# Material for the task start
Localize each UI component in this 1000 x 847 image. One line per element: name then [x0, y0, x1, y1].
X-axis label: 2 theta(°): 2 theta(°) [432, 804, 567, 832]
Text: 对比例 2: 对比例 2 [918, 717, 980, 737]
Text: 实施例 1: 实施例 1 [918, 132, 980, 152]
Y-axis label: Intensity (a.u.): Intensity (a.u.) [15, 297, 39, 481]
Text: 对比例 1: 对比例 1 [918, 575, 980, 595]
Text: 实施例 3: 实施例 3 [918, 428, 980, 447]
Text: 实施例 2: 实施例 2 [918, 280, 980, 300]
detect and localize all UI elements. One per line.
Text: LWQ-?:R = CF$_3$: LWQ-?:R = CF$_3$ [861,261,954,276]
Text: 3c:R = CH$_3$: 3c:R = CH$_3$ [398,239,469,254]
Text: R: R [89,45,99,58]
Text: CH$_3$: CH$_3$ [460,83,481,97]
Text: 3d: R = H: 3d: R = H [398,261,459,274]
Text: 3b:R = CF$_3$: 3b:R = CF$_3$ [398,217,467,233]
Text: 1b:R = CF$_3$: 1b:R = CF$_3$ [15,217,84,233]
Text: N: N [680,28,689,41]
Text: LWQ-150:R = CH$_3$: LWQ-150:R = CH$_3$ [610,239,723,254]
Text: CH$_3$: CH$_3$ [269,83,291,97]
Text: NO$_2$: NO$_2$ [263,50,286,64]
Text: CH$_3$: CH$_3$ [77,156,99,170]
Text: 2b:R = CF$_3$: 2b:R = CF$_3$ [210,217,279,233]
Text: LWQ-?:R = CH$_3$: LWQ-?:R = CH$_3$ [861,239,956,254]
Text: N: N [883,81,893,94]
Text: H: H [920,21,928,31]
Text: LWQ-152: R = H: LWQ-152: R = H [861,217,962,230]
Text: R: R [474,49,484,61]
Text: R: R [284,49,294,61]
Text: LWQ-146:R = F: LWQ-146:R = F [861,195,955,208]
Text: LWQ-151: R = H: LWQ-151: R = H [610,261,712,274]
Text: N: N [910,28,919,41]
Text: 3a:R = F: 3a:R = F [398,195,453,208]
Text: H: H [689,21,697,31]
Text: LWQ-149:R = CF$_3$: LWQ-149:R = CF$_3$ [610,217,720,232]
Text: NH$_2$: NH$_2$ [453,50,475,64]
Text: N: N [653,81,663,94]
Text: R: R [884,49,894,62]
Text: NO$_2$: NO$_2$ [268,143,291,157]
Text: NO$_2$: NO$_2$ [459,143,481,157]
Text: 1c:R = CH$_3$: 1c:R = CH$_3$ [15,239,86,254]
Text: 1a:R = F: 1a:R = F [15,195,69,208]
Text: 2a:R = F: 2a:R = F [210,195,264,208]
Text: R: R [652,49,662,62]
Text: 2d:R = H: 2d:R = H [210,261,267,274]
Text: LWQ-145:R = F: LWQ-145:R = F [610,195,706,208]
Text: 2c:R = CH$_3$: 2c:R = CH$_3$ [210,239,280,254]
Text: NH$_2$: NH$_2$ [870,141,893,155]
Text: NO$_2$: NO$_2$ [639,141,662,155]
# Material for the task end
Please reproduce every row above word for word, one line each, without changing anything.

Expected output >>
Localize each UI component in this 1000 x 847 image. One line per element: name then [x0, y0, x1, y1].
X-axis label: 2 theta(°): 2 theta(°) [432, 804, 567, 832]
Text: 对比例 2: 对比例 2 [918, 717, 980, 737]
Text: 实施例 1: 实施例 1 [918, 132, 980, 152]
Y-axis label: Intensity (a.u.): Intensity (a.u.) [15, 297, 39, 481]
Text: 对比例 1: 对比例 1 [918, 575, 980, 595]
Text: 实施例 3: 实施例 3 [918, 428, 980, 447]
Text: 实施例 2: 实施例 2 [918, 280, 980, 300]
detect and localize all UI elements. One per line.
Text: LWQ-?:R = CF$_3$: LWQ-?:R = CF$_3$ [861,261,954,276]
Text: 3c:R = CH$_3$: 3c:R = CH$_3$ [398,239,469,254]
Text: R: R [89,45,99,58]
Text: CH$_3$: CH$_3$ [460,83,481,97]
Text: 3d: R = H: 3d: R = H [398,261,459,274]
Text: 3b:R = CF$_3$: 3b:R = CF$_3$ [398,217,467,233]
Text: 1b:R = CF$_3$: 1b:R = CF$_3$ [15,217,84,233]
Text: N: N [680,28,689,41]
Text: LWQ-150:R = CH$_3$: LWQ-150:R = CH$_3$ [610,239,723,254]
Text: CH$_3$: CH$_3$ [269,83,291,97]
Text: NO$_2$: NO$_2$ [263,50,286,64]
Text: CH$_3$: CH$_3$ [77,156,99,170]
Text: 2b:R = CF$_3$: 2b:R = CF$_3$ [210,217,279,233]
Text: LWQ-?:R = CH$_3$: LWQ-?:R = CH$_3$ [861,239,956,254]
Text: N: N [883,81,893,94]
Text: H: H [920,21,928,31]
Text: LWQ-152: R = H: LWQ-152: R = H [861,217,962,230]
Text: R: R [474,49,484,61]
Text: R: R [284,49,294,61]
Text: LWQ-146:R = F: LWQ-146:R = F [861,195,955,208]
Text: LWQ-151: R = H: LWQ-151: R = H [610,261,712,274]
Text: N: N [910,28,919,41]
Text: 3a:R = F: 3a:R = F [398,195,453,208]
Text: H: H [689,21,697,31]
Text: LWQ-149:R = CF$_3$: LWQ-149:R = CF$_3$ [610,217,720,232]
Text: NH$_2$: NH$_2$ [453,50,475,64]
Text: N: N [653,81,663,94]
Text: R: R [884,49,894,62]
Text: NO$_2$: NO$_2$ [268,143,291,157]
Text: NO$_2$: NO$_2$ [459,143,481,157]
Text: 1c:R = CH$_3$: 1c:R = CH$_3$ [15,239,86,254]
Text: 1a:R = F: 1a:R = F [15,195,69,208]
Text: 2a:R = F: 2a:R = F [210,195,264,208]
Text: R: R [652,49,662,62]
Text: 2d:R = H: 2d:R = H [210,261,267,274]
Text: LWQ-145:R = F: LWQ-145:R = F [610,195,706,208]
Text: 2c:R = CH$_3$: 2c:R = CH$_3$ [210,239,280,254]
Text: NH$_2$: NH$_2$ [870,141,893,155]
Text: NO$_2$: NO$_2$ [639,141,662,155]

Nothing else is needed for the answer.